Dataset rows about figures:
---*---

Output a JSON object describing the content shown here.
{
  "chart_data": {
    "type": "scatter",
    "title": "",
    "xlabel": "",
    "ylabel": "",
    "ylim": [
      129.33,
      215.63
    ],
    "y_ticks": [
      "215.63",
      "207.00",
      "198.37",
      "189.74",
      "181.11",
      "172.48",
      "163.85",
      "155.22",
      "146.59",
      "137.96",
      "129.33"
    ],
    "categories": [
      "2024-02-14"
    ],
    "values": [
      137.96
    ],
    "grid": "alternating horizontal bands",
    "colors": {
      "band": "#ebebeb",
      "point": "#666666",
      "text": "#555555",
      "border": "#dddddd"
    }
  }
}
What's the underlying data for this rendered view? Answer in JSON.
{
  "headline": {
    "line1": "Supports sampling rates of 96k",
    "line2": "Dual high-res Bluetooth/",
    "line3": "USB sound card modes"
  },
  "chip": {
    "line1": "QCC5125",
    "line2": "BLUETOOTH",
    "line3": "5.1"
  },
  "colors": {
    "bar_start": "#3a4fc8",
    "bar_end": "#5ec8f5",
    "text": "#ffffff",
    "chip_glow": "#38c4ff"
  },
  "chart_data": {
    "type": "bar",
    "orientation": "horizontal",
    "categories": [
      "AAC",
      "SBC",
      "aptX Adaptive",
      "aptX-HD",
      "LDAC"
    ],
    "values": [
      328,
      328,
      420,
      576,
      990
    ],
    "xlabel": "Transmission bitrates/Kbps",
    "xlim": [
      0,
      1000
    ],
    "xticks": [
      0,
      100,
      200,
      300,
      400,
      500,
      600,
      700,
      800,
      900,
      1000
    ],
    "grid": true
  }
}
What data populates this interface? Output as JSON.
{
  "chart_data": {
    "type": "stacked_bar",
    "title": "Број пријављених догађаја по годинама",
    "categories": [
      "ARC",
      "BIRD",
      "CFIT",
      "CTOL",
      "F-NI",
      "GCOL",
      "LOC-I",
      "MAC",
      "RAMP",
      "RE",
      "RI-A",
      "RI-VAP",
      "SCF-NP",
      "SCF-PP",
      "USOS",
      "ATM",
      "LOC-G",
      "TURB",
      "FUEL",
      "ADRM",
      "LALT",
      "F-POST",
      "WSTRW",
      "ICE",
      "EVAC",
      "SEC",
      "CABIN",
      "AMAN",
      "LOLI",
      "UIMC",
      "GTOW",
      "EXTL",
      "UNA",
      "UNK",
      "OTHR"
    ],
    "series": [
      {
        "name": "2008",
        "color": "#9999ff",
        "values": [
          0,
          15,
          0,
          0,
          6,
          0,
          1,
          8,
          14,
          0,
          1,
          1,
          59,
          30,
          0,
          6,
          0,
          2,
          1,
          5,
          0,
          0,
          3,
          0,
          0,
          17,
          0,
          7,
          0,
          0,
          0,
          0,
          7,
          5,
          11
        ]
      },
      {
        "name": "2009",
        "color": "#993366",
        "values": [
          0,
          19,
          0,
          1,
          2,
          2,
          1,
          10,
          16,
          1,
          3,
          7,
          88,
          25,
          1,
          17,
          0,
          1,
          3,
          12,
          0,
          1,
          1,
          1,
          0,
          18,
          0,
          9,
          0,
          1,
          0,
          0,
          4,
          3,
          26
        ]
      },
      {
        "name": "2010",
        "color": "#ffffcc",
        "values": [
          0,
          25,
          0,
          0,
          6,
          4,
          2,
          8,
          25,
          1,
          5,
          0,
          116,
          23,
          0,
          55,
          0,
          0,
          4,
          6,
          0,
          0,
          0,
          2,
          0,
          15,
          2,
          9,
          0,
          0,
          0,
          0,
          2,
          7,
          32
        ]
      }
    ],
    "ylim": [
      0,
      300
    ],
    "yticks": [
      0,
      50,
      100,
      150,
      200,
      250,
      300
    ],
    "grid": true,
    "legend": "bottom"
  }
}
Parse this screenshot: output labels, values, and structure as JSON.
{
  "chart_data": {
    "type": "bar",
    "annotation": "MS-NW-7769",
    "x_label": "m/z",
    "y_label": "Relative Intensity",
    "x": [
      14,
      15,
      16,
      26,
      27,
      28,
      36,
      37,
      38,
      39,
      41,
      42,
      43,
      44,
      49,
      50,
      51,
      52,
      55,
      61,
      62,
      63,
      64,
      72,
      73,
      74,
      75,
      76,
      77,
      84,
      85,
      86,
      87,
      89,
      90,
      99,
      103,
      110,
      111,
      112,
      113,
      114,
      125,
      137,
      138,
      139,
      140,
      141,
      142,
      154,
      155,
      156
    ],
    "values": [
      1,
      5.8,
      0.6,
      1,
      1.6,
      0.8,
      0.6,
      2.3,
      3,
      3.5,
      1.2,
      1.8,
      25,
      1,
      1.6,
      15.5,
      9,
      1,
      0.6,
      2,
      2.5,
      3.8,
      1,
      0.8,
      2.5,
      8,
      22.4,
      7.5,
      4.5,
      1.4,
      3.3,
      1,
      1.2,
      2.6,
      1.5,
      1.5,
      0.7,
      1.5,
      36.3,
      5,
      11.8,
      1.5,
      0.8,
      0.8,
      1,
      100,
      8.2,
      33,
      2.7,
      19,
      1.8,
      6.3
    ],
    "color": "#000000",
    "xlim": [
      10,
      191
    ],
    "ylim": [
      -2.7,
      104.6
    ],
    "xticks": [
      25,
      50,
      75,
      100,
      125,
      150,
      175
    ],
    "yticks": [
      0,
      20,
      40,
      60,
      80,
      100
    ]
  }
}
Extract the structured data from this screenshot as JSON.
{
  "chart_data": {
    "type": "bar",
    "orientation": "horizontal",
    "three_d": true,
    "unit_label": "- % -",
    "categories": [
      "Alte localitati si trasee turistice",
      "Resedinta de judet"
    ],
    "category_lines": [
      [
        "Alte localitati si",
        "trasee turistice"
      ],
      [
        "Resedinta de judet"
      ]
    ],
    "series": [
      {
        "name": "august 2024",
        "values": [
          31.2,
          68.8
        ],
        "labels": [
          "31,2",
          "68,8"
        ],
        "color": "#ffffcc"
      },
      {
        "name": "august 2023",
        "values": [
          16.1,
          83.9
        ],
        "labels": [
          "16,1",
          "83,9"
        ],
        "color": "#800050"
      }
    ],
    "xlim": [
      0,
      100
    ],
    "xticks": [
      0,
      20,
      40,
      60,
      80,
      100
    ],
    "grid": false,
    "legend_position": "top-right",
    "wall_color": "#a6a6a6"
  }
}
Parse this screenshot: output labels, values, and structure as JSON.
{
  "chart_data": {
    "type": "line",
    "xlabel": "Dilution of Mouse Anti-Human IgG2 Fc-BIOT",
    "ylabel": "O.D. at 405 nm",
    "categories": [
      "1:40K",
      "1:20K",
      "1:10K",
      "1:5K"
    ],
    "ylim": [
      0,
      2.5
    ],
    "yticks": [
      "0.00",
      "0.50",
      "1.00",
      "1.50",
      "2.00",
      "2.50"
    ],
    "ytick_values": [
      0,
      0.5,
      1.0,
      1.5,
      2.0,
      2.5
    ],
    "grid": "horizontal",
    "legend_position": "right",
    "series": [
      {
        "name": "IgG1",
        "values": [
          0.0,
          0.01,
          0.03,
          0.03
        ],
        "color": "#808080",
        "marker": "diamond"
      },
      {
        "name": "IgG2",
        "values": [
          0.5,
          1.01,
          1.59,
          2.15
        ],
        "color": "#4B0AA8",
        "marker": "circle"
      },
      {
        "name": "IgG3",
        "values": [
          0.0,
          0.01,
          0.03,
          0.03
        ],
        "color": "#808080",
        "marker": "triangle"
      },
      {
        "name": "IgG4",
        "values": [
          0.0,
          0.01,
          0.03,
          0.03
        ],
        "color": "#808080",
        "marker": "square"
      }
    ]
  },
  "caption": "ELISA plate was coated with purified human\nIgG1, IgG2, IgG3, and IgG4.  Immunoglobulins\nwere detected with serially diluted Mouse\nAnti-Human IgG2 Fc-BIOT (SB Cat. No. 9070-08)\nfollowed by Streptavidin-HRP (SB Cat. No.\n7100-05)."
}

---*---

* Task description *
Pull out every line of the records that includes the string "marker".

* Problem solution *
        "marker": "diamond"
        "marker": "circle"
        "marker": "triangle"
        "marker": "square"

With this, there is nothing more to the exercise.